Directive |
Return all of the entries word for word, but omit the pictures they contain.

Exercise data |
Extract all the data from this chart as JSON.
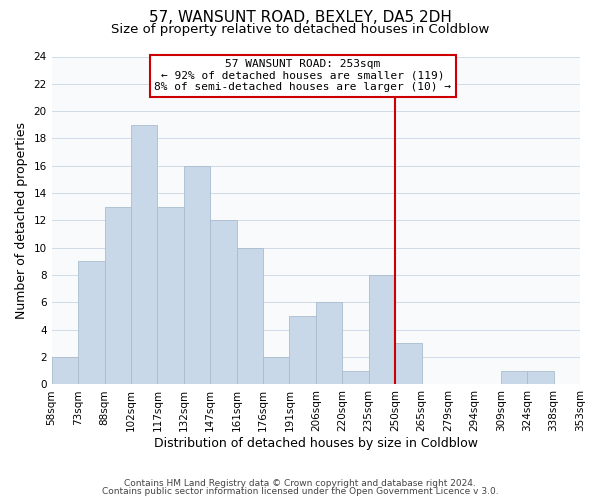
{
  "title": "57, WANSUNT ROAD, BEXLEY, DA5 2DH",
  "subtitle": "Size of property relative to detached houses in Coldblow",
  "xlabel": "Distribution of detached houses by size in Coldblow",
  "ylabel": "Number of detached properties",
  "footnote1": "Contains HM Land Registry data © Crown copyright and database right 2024.",
  "footnote2": "Contains public sector information licensed under the Open Government Licence v 3.0.",
  "bin_labels": [
    "58sqm",
    "73sqm",
    "88sqm",
    "102sqm",
    "117sqm",
    "132sqm",
    "147sqm",
    "161sqm",
    "176sqm",
    "191sqm",
    "206sqm",
    "220sqm",
    "235sqm",
    "250sqm",
    "265sqm",
    "279sqm",
    "294sqm",
    "309sqm",
    "324sqm",
    "338sqm",
    "353sqm"
  ],
  "bar_heights": [
    2,
    9,
    13,
    19,
    13,
    16,
    12,
    10,
    2,
    5,
    6,
    1,
    8,
    3,
    0,
    0,
    0,
    1,
    1,
    0
  ],
  "bar_color": "#c8d8e8",
  "bar_edge_color": "#aabccc",
  "grid_color": "#d0dce8",
  "vline_color": "#cc0000",
  "annotation_title": "57 WANSUNT ROAD: 253sqm",
  "annotation_line1": "← 92% of detached houses are smaller (119)",
  "annotation_line2": "8% of semi-detached houses are larger (10) →",
  "annotation_box_color": "#ffffff",
  "annotation_box_edge": "#cc0000",
  "ylim": [
    0,
    24
  ],
  "yticks": [
    0,
    2,
    4,
    6,
    8,
    10,
    12,
    14,
    16,
    18,
    20,
    22,
    24
  ],
  "title_fontsize": 11,
  "subtitle_fontsize": 9.5,
  "label_fontsize": 9,
  "tick_fontsize": 7.5,
  "annot_fontsize": 8,
  "footnote_fontsize": 6.5
}
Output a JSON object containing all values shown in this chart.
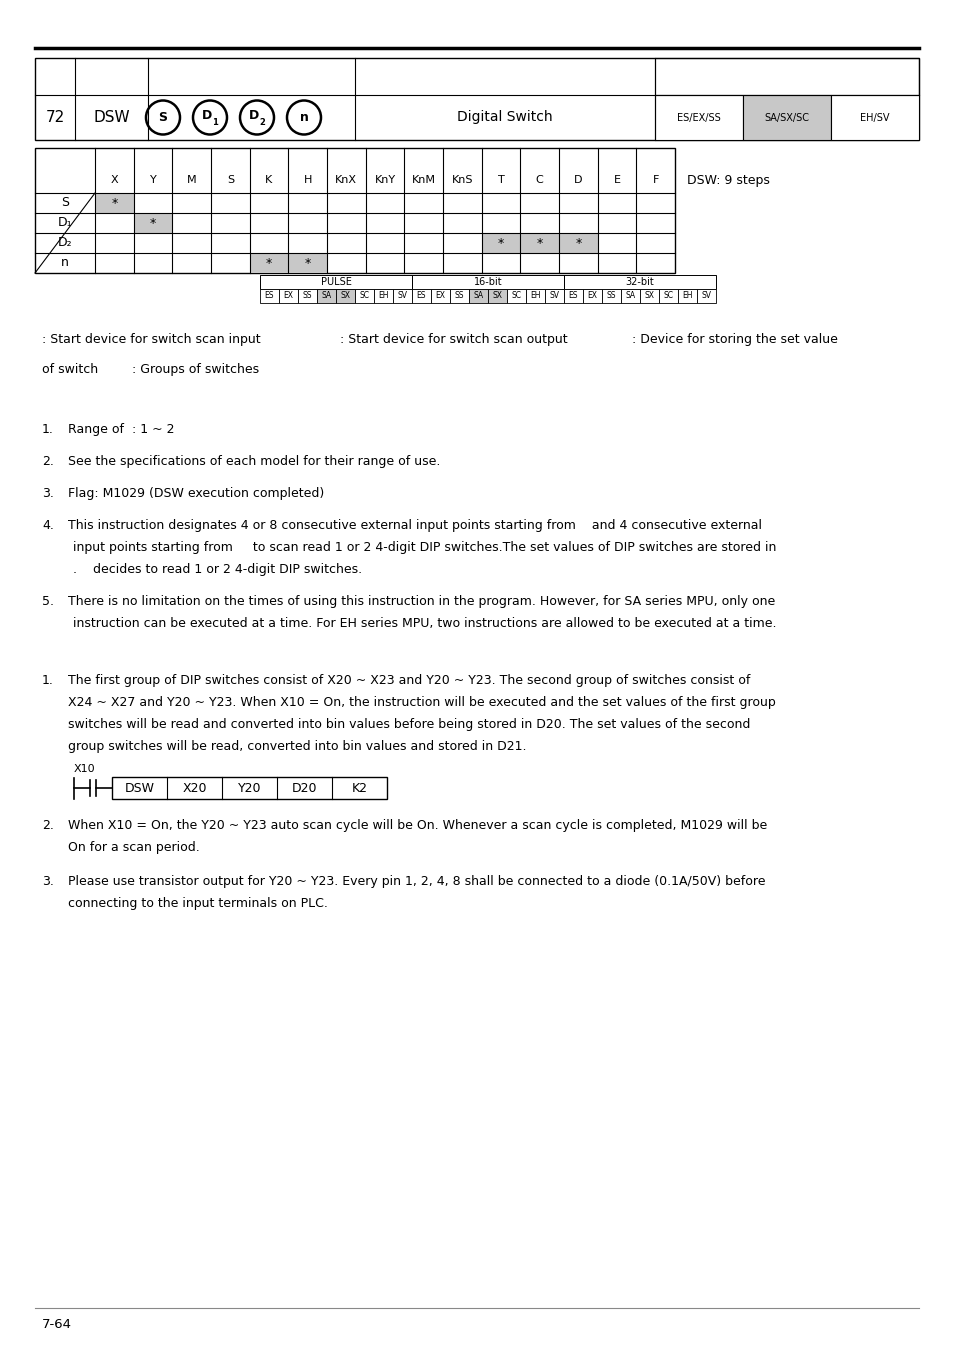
{
  "page_num": "7-64",
  "instr_num": "72",
  "instr_name": "DSW",
  "instr_desc": "Digital Switch",
  "instr_note": "DSW: 9 steps",
  "operands_circle": [
    "S",
    "D1",
    "D2",
    "n"
  ],
  "compat_parts": [
    "ES/EX/SS",
    "SA/SX/SC",
    "EH/SV"
  ],
  "compat_shaded": [
    1
  ],
  "table_headers": [
    "X",
    "Y",
    "M",
    "S",
    "K",
    "H",
    "KnX",
    "KnY",
    "KnM",
    "KnS",
    "T",
    "C",
    "D",
    "E",
    "F"
  ],
  "table_rows": [
    "S",
    "D1",
    "D2",
    "n"
  ],
  "table_stars": {
    "S": [
      0
    ],
    "D1": [
      1
    ],
    "D2": [
      10,
      11,
      12
    ],
    "n": [
      4,
      5
    ]
  },
  "pulse_row_label": "PULSE",
  "bit16_label": "16-bit",
  "bit32_label": "32-bit",
  "pulse_cells": [
    "ES",
    "EX",
    "SS",
    "SA",
    "SX",
    "SC",
    "EH",
    "SV"
  ],
  "shaded_pulse": [
    3,
    4
  ],
  "shaded_16bit": [
    3,
    4
  ],
  "shaded_32bit": [],
  "note_line1": ": Start device for switch scan input",
  "note_line1b": ": Start device for switch scan output",
  "note_line1c": ": Device for storing the set value",
  "note_line2a": "of switch",
  "note_line2b": ": Groups of switches",
  "points": [
    {
      "num": "1.",
      "lines": [
        "Range of  : 1 ~ 2"
      ]
    },
    {
      "num": "2.",
      "lines": [
        "See the specifications of each model for their range of use."
      ]
    },
    {
      "num": "3.",
      "lines": [
        "Flag: M1029 (DSW execution completed)"
      ]
    },
    {
      "num": "4.",
      "lines": [
        "This instruction designates 4 or 8 consecutive external input points starting from    and 4 consecutive external",
        "input points starting from     to scan read 1 or 2 4-digit DIP switches.The set values of DIP switches are stored in",
        ".    decides to read 1 or 2 4-digit DIP switches."
      ]
    },
    {
      "num": "5.",
      "lines": [
        "There is no limitation on the times of using this instruction in the program. However, for SA series MPU, only one",
        "instruction can be executed at a time. For EH series MPU, two instructions are allowed to be executed at a time."
      ]
    }
  ],
  "example1_num": "1.",
  "example1_lines": [
    "The first group of DIP switches consist of X20 ~ X23 and Y20 ~ Y23. The second group of switches consist of",
    "X24 ~ X27 and Y20 ~ Y23. When X10 = On, the instruction will be executed and the set values of the first group",
    "switches will be read and converted into bin values before being stored in D20. The set values of the second",
    "group switches will be read, converted into bin values and stored in D21."
  ],
  "ladder_contact": "X10",
  "ladder_boxes": [
    "DSW",
    "X20",
    "Y20",
    "D20",
    "K2"
  ],
  "example2_num": "2.",
  "example2_lines": [
    "When X10 = On, the Y20 ~ Y23 auto scan cycle will be On. Whenever a scan cycle is completed, M1029 will be",
    "On for a scan period."
  ],
  "example3_num": "3.",
  "example3_lines": [
    "Please use transistor output for Y20 ~ Y23. Every pin 1, 2, 4, 8 shall be connected to a diode (0.1A/50V) before",
    "connecting to the input terminals on PLC."
  ],
  "bg_color": "#ffffff",
  "shaded_color": "#c8c8c8",
  "font_body": 9.0,
  "font_table": 8.0,
  "font_small": 7.0
}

Response to this exercise |
Extract all the data from this chart as JSON.
{
  "title": "57, WANSUNT ROAD, BEXLEY, DA5 2DH",
  "subtitle": "Size of property relative to detached houses in Coldblow",
  "xlabel": "Distribution of detached houses by size in Coldblow",
  "ylabel": "Number of detached properties",
  "footnote1": "Contains HM Land Registry data © Crown copyright and database right 2024.",
  "footnote2": "Contains public sector information licensed under the Open Government Licence v 3.0.",
  "bin_labels": [
    "58sqm",
    "73sqm",
    "88sqm",
    "102sqm",
    "117sqm",
    "132sqm",
    "147sqm",
    "161sqm",
    "176sqm",
    "191sqm",
    "206sqm",
    "220sqm",
    "235sqm",
    "250sqm",
    "265sqm",
    "279sqm",
    "294sqm",
    "309sqm",
    "324sqm",
    "338sqm",
    "353sqm"
  ],
  "bar_heights": [
    2,
    9,
    13,
    19,
    13,
    16,
    12,
    10,
    2,
    5,
    6,
    1,
    8,
    3,
    0,
    0,
    0,
    1,
    1,
    0
  ],
  "bar_color": "#c8d8e8",
  "bar_edge_color": "#aabccc",
  "grid_color": "#d0dce8",
  "vline_color": "#cc0000",
  "annotation_title": "57 WANSUNT ROAD: 253sqm",
  "annotation_line1": "← 92% of detached houses are smaller (119)",
  "annotation_line2": "8% of semi-detached houses are larger (10) →",
  "annotation_box_color": "#ffffff",
  "annotation_box_edge": "#cc0000",
  "ylim": [
    0,
    24
  ],
  "yticks": [
    0,
    2,
    4,
    6,
    8,
    10,
    12,
    14,
    16,
    18,
    20,
    22,
    24
  ],
  "title_fontsize": 11,
  "subtitle_fontsize": 9.5,
  "label_fontsize": 9,
  "tick_fontsize": 7.5,
  "annot_fontsize": 8,
  "footnote_fontsize": 6.5
}
Output a JSON object containing all values shown in this chart.
{
  "page_num": "7-64",
  "instr_num": "72",
  "instr_name": "DSW",
  "instr_desc": "Digital Switch",
  "instr_note": "DSW: 9 steps",
  "operands_circle": [
    "S",
    "D1",
    "D2",
    "n"
  ],
  "compat_parts": [
    "ES/EX/SS",
    "SA/SX/SC",
    "EH/SV"
  ],
  "compat_shaded": [
    1
  ],
  "table_headers": [
    "X",
    "Y",
    "M",
    "S",
    "K",
    "H",
    "KnX",
    "KnY",
    "KnM",
    "KnS",
    "T",
    "C",
    "D",
    "E",
    "F"
  ],
  "table_rows": [
    "S",
    "D1",
    "D2",
    "n"
  ],
  "table_stars": {
    "S": [
      0
    ],
    "D1": [
      1
    ],
    "D2": [
      10,
      11,
      12
    ],
    "n": [
      4,
      5
    ]
  },
  "pulse_row_label": "PULSE",
  "bit16_label": "16-bit",
  "bit32_label": "32-bit",
  "pulse_cells": [
    "ES",
    "EX",
    "SS",
    "SA",
    "SX",
    "SC",
    "EH",
    "SV"
  ],
  "shaded_pulse": [
    3,
    4
  ],
  "shaded_16bit": [
    3,
    4
  ],
  "shaded_32bit": [],
  "note_line1": ": Start device for switch scan input",
  "note_line1b": ": Start device for switch scan output",
  "note_line1c": ": Device for storing the set value",
  "note_line2a": "of switch",
  "note_line2b": ": Groups of switches",
  "points": [
    {
      "num": "1.",
      "lines": [
        "Range of  : 1 ~ 2"
      ]
    },
    {
      "num": "2.",
      "lines": [
        "See the specifications of each model for their range of use."
      ]
    },
    {
      "num": "3.",
      "lines": [
        "Flag: M1029 (DSW execution completed)"
      ]
    },
    {
      "num": "4.",
      "lines": [
        "This instruction designates 4 or 8 consecutive external input points starting from    and 4 consecutive external",
        "input points starting from     to scan read 1 or 2 4-digit DIP switches.The set values of DIP switches are stored in",
        ".    decides to read 1 or 2 4-digit DIP switches."
      ]
    },
    {
      "num": "5.",
      "lines": [
        "There is no limitation on the times of using this instruction in the program. However, for SA series MPU, only one",
        "instruction can be executed at a time. For EH series MPU, two instructions are allowed to be executed at a time."
      ]
    }
  ],
  "example1_num": "1.",
  "example1_lines": [
    "The first group of DIP switches consist of X20 ~ X23 and Y20 ~ Y23. The second group of switches consist of",
    "X24 ~ X27 and Y20 ~ Y23. When X10 = On, the instruction will be executed and the set values of the first group",
    "switches will be read and converted into bin values before being stored in D20. The set values of the second",
    "group switches will be read, converted into bin values and stored in D21."
  ],
  "ladder_contact": "X10",
  "ladder_boxes": [
    "DSW",
    "X20",
    "Y20",
    "D20",
    "K2"
  ],
  "example2_num": "2.",
  "example2_lines": [
    "When X10 = On, the Y20 ~ Y23 auto scan cycle will be On. Whenever a scan cycle is completed, M1029 will be",
    "On for a scan period."
  ],
  "example3_num": "3.",
  "example3_lines": [
    "Please use transistor output for Y20 ~ Y23. Every pin 1, 2, 4, 8 shall be connected to a diode (0.1A/50V) before",
    "connecting to the input terminals on PLC."
  ],
  "bg_color": "#ffffff",
  "shaded_color": "#c8c8c8",
  "font_body": 9.0,
  "font_table": 8.0,
  "font_small": 7.0
}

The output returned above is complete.